INPUT FOR THIS TASK:
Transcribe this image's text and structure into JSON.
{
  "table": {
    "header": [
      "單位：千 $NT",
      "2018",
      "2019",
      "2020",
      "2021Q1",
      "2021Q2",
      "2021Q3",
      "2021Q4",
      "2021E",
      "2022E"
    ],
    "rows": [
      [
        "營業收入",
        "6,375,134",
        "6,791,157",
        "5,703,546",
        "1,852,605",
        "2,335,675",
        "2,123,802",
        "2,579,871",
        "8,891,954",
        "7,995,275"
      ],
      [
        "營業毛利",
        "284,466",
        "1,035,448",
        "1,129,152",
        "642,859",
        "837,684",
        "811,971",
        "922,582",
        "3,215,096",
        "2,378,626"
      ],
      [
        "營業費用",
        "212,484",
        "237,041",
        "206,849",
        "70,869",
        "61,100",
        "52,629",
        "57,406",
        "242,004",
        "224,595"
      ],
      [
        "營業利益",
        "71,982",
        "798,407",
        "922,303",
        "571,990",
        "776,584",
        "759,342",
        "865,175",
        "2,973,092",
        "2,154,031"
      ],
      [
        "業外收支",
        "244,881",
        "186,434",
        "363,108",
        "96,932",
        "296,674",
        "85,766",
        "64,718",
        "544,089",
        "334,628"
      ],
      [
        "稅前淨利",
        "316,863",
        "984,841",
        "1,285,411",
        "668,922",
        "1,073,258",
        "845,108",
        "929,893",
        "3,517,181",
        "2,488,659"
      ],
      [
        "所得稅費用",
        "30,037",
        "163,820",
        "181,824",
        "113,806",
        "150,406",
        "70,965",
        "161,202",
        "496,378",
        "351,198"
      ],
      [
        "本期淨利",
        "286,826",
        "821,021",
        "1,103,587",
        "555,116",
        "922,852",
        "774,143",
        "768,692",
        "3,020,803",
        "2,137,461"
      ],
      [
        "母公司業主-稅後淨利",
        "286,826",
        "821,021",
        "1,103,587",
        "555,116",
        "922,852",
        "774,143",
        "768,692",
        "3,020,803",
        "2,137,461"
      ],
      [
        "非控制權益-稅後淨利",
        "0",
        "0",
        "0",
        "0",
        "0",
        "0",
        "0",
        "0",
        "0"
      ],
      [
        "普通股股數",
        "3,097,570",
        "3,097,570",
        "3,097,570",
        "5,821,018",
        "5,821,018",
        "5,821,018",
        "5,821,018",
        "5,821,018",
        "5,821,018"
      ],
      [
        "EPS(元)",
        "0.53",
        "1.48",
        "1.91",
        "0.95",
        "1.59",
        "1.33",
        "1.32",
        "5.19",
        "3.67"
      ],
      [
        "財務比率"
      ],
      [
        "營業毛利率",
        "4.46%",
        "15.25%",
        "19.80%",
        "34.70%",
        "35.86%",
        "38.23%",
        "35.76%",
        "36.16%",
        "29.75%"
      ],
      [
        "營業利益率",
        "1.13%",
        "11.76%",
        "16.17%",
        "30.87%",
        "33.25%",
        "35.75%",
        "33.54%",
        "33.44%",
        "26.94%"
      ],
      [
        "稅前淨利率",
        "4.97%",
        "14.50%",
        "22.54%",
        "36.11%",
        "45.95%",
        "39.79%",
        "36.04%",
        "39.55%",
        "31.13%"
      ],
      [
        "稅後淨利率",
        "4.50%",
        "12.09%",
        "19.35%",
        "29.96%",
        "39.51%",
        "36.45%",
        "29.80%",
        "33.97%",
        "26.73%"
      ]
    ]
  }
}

EXERCISE DETAILS: In this exercise, repeat all entries exactly.

RESPONSE TO THIS TASK:
Transcribe this image's text and structure into JSON.
{
  "table": {
    "header": [
      "單位：千 $NT",
      "2018",
      "2019",
      "2020",
      "2021Q1",
      "2021Q2",
      "2021Q3",
      "2021Q4",
      "2021E",
      "2022E"
    ],
    "rows": [
      [
        "營業收入",
        "6,375,134",
        "6,791,157",
        "5,703,546",
        "1,852,605",
        "2,335,675",
        "2,123,802",
        "2,579,871",
        "8,891,954",
        "7,995,275"
      ],
      [
        "營業毛利",
        "284,466",
        "1,035,448",
        "1,129,152",
        "642,859",
        "837,684",
        "811,971",
        "922,582",
        "3,215,096",
        "2,378,626"
      ],
      [
        "營業費用",
        "212,484",
        "237,041",
        "206,849",
        "70,869",
        "61,100",
        "52,629",
        "57,406",
        "242,004",
        "224,595"
      ],
      [
        "營業利益",
        "71,982",
        "798,407",
        "922,303",
        "571,990",
        "776,584",
        "759,342",
        "865,175",
        "2,973,092",
        "2,154,031"
      ],
      [
        "業外收支",
        "244,881",
        "186,434",
        "363,108",
        "96,932",
        "296,674",
        "85,766",
        "64,718",
        "544,089",
        "334,628"
      ],
      [
        "稅前淨利",
        "316,863",
        "984,841",
        "1,285,411",
        "668,922",
        "1,073,258",
        "845,108",
        "929,893",
        "3,517,181",
        "2,488,659"
      ],
      [
        "所得稅費用",
        "30,037",
        "163,820",
        "181,824",
        "113,806",
        "150,406",
        "70,965",
        "161,202",
        "496,378",
        "351,198"
      ],
      [
        "本期淨利",
        "286,826",
        "821,021",
        "1,103,587",
        "555,116",
        "922,852",
        "774,143",
        "768,692",
        "3,020,803",
        "2,137,461"
      ],
      [
        "母公司業主-稅後淨利",
        "286,826",
        "821,021",
        "1,103,587",
        "555,116",
        "922,852",
        "774,143",
        "768,692",
        "3,020,803",
        "2,137,461"
      ],
      [
        "非控制權益-稅後淨利",
        "0",
        "0",
        "0",
        "0",
        "0",
        "0",
        "0",
        "0",
        "0"
      ],
      [
        "普通股股數",
        "3,097,570",
        "3,097,570",
        "3,097,570",
        "5,821,018",
        "5,821,018",
        "5,821,018",
        "5,821,018",
        "5,821,018",
        "5,821,018"
      ],
      [
        "EPS(元)",
        "0.53",
        "1.48",
        "1.91",
        "0.95",
        "1.59",
        "1.33",
        "1.32",
        "5.19",
        "3.67"
      ],
      [
        "財務比率"
      ],
      [
        "營業毛利率",
        "4.46%",
        "15.25%",
        "19.80%",
        "34.70%",
        "35.86%",
        "38.23%",
        "35.76%",
        "36.16%",
        "29.75%"
      ],
      [
        "營業利益率",
        "1.13%",
        "11.76%",
        "16.17%",
        "30.87%",
        "33.25%",
        "35.75%",
        "33.54%",
        "33.44%",
        "26.94%"
      ],
      [
        "稅前淨利率",
        "4.97%",
        "14.50%",
        "22.54%",
        "36.11%",
        "45.95%",
        "39.79%",
        "36.04%",
        "39.55%",
        "31.13%"
      ],
      [
        "稅後淨利率",
        "4.50%",
        "12.09%",
        "19.35%",
        "29.96%",
        "39.51%",
        "36.45%",
        "29.80%",
        "33.97%",
        "26.73%"
      ]
    ]
  }
}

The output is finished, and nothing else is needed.